Stored items
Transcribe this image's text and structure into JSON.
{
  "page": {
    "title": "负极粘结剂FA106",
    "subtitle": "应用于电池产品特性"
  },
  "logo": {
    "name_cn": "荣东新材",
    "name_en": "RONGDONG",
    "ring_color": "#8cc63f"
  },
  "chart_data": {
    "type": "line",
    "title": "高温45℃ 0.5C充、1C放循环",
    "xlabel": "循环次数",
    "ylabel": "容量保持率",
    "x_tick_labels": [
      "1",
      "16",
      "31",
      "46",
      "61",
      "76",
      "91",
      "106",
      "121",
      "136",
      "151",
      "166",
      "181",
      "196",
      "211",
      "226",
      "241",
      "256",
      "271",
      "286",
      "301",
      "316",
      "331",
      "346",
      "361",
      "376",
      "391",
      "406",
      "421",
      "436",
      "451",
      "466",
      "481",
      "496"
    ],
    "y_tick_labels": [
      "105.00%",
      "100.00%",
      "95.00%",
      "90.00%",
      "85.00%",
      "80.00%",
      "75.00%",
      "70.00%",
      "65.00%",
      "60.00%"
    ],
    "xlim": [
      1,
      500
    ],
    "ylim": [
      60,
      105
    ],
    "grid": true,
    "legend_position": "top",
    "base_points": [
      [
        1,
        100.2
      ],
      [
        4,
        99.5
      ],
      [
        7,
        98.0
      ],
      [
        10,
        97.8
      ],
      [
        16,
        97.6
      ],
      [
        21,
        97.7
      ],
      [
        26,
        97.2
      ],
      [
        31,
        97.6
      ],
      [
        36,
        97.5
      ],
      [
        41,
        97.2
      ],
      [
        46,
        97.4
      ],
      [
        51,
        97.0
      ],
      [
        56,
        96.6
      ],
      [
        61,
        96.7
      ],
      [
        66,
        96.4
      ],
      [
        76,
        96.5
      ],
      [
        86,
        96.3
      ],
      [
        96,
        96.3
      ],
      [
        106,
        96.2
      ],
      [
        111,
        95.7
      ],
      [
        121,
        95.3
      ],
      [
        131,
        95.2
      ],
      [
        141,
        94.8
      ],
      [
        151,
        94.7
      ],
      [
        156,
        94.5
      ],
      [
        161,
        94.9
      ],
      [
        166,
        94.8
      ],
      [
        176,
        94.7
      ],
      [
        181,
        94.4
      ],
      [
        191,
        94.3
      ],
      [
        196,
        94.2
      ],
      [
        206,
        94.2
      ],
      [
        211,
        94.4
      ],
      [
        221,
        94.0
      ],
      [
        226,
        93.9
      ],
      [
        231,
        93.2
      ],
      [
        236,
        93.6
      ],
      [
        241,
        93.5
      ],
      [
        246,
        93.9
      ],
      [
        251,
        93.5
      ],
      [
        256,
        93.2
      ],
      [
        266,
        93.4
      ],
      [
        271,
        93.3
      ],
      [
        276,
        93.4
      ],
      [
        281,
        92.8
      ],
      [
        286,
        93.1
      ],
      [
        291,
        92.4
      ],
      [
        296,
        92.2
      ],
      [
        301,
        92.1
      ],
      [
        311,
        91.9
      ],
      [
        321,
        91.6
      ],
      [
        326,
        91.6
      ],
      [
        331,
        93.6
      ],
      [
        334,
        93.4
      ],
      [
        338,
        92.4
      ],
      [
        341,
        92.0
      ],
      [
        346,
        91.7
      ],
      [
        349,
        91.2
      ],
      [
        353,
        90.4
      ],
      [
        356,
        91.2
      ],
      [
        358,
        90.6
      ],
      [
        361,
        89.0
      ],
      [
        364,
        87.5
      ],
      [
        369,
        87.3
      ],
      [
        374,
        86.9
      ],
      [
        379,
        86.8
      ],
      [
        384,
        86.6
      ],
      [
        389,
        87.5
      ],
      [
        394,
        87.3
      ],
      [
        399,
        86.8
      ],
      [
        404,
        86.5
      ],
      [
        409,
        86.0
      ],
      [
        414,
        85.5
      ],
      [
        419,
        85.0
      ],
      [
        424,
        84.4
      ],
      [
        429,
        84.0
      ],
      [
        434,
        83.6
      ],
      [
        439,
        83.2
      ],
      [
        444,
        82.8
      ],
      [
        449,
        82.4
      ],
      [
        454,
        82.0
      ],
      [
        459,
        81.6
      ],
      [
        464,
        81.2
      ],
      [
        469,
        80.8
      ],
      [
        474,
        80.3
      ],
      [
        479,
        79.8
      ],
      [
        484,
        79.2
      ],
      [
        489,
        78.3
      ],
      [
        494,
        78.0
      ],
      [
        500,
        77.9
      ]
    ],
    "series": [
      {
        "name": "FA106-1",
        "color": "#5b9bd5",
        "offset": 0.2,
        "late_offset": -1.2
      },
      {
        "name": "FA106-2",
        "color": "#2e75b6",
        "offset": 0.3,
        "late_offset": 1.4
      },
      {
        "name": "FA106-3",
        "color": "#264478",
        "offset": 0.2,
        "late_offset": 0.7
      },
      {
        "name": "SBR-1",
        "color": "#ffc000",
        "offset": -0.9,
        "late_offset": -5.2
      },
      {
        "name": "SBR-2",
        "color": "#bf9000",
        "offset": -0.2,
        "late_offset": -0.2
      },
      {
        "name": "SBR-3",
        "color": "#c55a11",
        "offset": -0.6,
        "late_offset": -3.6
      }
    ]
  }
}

§ **Your task**: Print every record exactly as it was given.

§ **Solution to this problem**:
Transcribe this image's text and structure into JSON.
{
  "page": {
    "title": "负极粘结剂FA106",
    "subtitle": "应用于电池产品特性"
  },
  "logo": {
    "name_cn": "荣东新材",
    "name_en": "RONGDONG",
    "ring_color": "#8cc63f"
  },
  "chart_data": {
    "type": "line",
    "title": "高温45℃ 0.5C充、1C放循环",
    "xlabel": "循环次数",
    "ylabel": "容量保持率",
    "x_tick_labels": [
      "1",
      "16",
      "31",
      "46",
      "61",
      "76",
      "91",
      "106",
      "121",
      "136",
      "151",
      "166",
      "181",
      "196",
      "211",
      "226",
      "241",
      "256",
      "271",
      "286",
      "301",
      "316",
      "331",
      "346",
      "361",
      "376",
      "391",
      "406",
      "421",
      "436",
      "451",
      "466",
      "481",
      "496"
    ],
    "y_tick_labels": [
      "105.00%",
      "100.00%",
      "95.00%",
      "90.00%",
      "85.00%",
      "80.00%",
      "75.00%",
      "70.00%",
      "65.00%",
      "60.00%"
    ],
    "xlim": [
      1,
      500
    ],
    "ylim": [
      60,
      105
    ],
    "grid": true,
    "legend_position": "top",
    "base_points": [
      [
        1,
        100.2
      ],
      [
        4,
        99.5
      ],
      [
        7,
        98.0
      ],
      [
        10,
        97.8
      ],
      [
        16,
        97.6
      ],
      [
        21,
        97.7
      ],
      [
        26,
        97.2
      ],
      [
        31,
        97.6
      ],
      [
        36,
        97.5
      ],
      [
        41,
        97.2
      ],
      [
        46,
        97.4
      ],
      [
        51,
        97.0
      ],
      [
        56,
        96.6
      ],
      [
        61,
        96.7
      ],
      [
        66,
        96.4
      ],
      [
        76,
        96.5
      ],
      [
        86,
        96.3
      ],
      [
        96,
        96.3
      ],
      [
        106,
        96.2
      ],
      [
        111,
        95.7
      ],
      [
        121,
        95.3
      ],
      [
        131,
        95.2
      ],
      [
        141,
        94.8
      ],
      [
        151,
        94.7
      ],
      [
        156,
        94.5
      ],
      [
        161,
        94.9
      ],
      [
        166,
        94.8
      ],
      [
        176,
        94.7
      ],
      [
        181,
        94.4
      ],
      [
        191,
        94.3
      ],
      [
        196,
        94.2
      ],
      [
        206,
        94.2
      ],
      [
        211,
        94.4
      ],
      [
        221,
        94.0
      ],
      [
        226,
        93.9
      ],
      [
        231,
        93.2
      ],
      [
        236,
        93.6
      ],
      [
        241,
        93.5
      ],
      [
        246,
        93.9
      ],
      [
        251,
        93.5
      ],
      [
        256,
        93.2
      ],
      [
        266,
        93.4
      ],
      [
        271,
        93.3
      ],
      [
        276,
        93.4
      ],
      [
        281,
        92.8
      ],
      [
        286,
        93.1
      ],
      [
        291,
        92.4
      ],
      [
        296,
        92.2
      ],
      [
        301,
        92.1
      ],
      [
        311,
        91.9
      ],
      [
        321,
        91.6
      ],
      [
        326,
        91.6
      ],
      [
        331,
        93.6
      ],
      [
        334,
        93.4
      ],
      [
        338,
        92.4
      ],
      [
        341,
        92.0
      ],
      [
        346,
        91.7
      ],
      [
        349,
        91.2
      ],
      [
        353,
        90.4
      ],
      [
        356,
        91.2
      ],
      [
        358,
        90.6
      ],
      [
        361,
        89.0
      ],
      [
        364,
        87.5
      ],
      [
        369,
        87.3
      ],
      [
        374,
        86.9
      ],
      [
        379,
        86.8
      ],
      [
        384,
        86.6
      ],
      [
        389,
        87.5
      ],
      [
        394,
        87.3
      ],
      [
        399,
        86.8
      ],
      [
        404,
        86.5
      ],
      [
        409,
        86.0
      ],
      [
        414,
        85.5
      ],
      [
        419,
        85.0
      ],
      [
        424,
        84.4
      ],
      [
        429,
        84.0
      ],
      [
        434,
        83.6
      ],
      [
        439,
        83.2
      ],
      [
        444,
        82.8
      ],
      [
        449,
        82.4
      ],
      [
        454,
        82.0
      ],
      [
        459,
        81.6
      ],
      [
        464,
        81.2
      ],
      [
        469,
        80.8
      ],
      [
        474,
        80.3
      ],
      [
        479,
        79.8
      ],
      [
        484,
        79.2
      ],
      [
        489,
        78.3
      ],
      [
        494,
        78.0
      ],
      [
        500,
        77.9
      ]
    ],
    "series": [
      {
        "name": "FA106-1",
        "color": "#5b9bd5",
        "offset": 0.2,
        "late_offset": -1.2
      },
      {
        "name": "FA106-2",
        "color": "#2e75b6",
        "offset": 0.3,
        "late_offset": 1.4
      },
      {
        "name": "FA106-3",
        "color": "#264478",
        "offset": 0.2,
        "late_offset": 0.7
      },
      {
        "name": "SBR-1",
        "color": "#ffc000",
        "offset": -0.9,
        "late_offset": -5.2
      },
      {
        "name": "SBR-2",
        "color": "#bf9000",
        "offset": -0.2,
        "late_offset": -0.2
      },
      {
        "name": "SBR-3",
        "color": "#c55a11",
        "offset": -0.6,
        "late_offset": -3.6
      }
    ]
  }
}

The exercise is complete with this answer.